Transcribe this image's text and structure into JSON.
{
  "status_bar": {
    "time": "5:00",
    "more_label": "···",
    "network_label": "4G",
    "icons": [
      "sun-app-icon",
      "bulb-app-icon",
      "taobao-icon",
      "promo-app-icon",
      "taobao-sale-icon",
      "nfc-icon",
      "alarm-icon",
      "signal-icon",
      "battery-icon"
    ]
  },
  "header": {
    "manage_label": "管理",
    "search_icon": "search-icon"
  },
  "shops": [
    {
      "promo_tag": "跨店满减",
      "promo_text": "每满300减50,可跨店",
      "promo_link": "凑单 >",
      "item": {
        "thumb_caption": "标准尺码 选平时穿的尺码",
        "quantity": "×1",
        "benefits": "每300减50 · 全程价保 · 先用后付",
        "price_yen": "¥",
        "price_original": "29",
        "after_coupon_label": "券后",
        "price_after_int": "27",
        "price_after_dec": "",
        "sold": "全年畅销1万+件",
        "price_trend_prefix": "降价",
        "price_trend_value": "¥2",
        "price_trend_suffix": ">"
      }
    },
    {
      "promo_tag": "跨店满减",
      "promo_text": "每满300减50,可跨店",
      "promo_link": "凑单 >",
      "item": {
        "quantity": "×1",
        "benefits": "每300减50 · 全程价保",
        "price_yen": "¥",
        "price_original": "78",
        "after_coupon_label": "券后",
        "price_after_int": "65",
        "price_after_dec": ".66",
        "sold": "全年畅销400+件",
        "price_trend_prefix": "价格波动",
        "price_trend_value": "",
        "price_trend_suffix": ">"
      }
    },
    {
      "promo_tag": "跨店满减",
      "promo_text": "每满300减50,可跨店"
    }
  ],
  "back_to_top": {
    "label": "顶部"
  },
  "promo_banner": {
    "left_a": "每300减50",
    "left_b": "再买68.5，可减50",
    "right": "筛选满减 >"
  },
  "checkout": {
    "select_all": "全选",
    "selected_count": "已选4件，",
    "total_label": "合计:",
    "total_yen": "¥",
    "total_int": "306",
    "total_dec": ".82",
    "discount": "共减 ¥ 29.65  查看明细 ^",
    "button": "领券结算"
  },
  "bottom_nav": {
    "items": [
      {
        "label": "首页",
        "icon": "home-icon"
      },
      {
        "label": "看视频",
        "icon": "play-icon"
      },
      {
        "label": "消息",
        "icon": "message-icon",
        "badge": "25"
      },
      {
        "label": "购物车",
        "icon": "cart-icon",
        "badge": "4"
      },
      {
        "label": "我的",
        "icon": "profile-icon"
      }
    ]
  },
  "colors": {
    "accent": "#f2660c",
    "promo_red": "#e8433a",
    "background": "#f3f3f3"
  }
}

______

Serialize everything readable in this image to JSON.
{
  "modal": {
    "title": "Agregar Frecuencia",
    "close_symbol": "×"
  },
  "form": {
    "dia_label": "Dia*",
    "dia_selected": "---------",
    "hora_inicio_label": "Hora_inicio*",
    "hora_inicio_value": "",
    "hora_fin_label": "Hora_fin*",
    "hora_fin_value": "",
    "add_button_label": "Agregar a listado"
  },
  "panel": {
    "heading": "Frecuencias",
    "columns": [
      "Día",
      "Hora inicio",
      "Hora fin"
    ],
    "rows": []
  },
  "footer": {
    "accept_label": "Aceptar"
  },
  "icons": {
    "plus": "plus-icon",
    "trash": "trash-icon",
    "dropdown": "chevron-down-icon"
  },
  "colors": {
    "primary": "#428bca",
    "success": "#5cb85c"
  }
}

______

● **Exercise**
Identify each line holding the string "Agregar", and copy it out.

● **Response to the task**
    "title": "Agregar Frecuencia",
    "add_button_label": "Agregar a listado"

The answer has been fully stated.